_Dataset items_
------------------------------
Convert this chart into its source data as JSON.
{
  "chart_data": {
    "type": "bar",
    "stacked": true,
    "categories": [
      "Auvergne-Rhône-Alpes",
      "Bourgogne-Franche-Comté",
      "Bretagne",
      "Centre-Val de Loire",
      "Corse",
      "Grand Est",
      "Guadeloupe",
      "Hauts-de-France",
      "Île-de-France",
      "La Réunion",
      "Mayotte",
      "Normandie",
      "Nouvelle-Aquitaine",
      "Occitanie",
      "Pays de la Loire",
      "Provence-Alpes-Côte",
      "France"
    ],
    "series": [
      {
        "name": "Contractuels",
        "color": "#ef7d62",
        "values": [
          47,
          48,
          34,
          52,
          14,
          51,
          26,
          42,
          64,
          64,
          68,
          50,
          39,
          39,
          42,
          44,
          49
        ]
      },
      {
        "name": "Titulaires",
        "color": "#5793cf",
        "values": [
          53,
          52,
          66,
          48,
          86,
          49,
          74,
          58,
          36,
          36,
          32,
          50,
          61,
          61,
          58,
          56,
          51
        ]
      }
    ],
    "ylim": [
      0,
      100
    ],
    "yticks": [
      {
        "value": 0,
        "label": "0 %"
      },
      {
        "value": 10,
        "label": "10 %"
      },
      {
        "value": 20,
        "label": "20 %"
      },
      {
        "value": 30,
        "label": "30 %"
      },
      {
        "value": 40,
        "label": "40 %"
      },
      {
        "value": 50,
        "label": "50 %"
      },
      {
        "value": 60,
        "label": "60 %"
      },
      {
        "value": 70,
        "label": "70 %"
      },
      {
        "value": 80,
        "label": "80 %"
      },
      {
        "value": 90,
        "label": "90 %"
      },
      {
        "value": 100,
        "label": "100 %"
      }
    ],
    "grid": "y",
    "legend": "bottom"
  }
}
------------------------------
Find the string "name" in the records, then copy each line where it occurs.

_FINISHED TASK_
        "name": "Contractuels",
        "name": "Titulaires",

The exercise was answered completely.